PROMPT » Copy all lines of the listing that include the string "this".
___ EXTRACTED RECORDS
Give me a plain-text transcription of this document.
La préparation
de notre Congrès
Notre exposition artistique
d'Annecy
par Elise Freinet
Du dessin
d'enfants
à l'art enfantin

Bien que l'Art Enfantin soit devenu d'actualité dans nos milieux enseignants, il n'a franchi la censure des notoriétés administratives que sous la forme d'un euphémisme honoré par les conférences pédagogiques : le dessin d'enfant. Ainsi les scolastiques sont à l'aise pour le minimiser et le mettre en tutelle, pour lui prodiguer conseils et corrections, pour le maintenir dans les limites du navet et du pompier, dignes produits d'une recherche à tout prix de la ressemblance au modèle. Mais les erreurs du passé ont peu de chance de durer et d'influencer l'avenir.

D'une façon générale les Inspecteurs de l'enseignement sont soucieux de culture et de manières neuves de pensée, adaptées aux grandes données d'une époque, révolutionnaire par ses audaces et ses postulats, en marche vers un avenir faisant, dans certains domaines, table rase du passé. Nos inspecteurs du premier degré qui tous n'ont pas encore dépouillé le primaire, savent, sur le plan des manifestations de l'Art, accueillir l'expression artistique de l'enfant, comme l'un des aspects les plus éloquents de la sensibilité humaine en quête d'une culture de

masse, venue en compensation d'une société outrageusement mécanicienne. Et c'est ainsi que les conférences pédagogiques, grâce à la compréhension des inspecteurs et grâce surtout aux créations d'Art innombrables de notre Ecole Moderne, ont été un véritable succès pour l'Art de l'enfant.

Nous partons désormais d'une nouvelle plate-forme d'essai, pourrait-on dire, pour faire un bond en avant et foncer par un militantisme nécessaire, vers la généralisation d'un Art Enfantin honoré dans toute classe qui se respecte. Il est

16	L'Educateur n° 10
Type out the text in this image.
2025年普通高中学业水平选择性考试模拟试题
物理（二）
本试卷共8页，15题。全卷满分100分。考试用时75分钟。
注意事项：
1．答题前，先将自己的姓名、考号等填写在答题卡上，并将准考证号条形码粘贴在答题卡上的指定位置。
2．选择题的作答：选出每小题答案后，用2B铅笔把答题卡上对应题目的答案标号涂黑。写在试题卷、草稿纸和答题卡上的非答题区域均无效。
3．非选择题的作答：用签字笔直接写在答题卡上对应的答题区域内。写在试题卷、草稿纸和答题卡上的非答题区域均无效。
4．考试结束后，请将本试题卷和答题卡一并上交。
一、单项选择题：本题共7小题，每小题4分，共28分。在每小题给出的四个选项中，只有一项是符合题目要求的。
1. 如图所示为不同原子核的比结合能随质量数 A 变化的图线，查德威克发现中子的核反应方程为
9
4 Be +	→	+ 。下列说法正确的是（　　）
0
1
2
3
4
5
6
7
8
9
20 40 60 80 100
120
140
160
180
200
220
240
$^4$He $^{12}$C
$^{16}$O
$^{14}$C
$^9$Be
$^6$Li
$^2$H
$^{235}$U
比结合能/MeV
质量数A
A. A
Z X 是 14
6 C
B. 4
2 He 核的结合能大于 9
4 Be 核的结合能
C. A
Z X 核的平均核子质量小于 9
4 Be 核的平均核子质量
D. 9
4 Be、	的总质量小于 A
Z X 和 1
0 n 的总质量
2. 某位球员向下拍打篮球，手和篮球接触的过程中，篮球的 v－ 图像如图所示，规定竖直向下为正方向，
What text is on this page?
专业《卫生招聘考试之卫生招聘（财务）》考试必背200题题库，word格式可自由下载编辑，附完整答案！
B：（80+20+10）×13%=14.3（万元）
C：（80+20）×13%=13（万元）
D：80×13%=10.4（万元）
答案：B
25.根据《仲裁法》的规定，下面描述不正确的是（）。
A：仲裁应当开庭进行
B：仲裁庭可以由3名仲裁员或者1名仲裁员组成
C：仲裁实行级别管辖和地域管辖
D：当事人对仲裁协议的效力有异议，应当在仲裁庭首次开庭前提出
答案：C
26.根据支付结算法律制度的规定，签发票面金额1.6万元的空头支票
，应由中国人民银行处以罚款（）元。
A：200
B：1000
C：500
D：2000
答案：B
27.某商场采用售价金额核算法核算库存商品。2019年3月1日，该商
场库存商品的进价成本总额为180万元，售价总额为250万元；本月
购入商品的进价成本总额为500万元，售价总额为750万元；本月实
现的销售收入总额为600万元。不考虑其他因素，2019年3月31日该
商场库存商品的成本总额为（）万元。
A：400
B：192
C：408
______
SOLUTION TO THE PROBLEM »
Give me a plain-text transcription of this document.
Type out the text in this image.
What text is on this page?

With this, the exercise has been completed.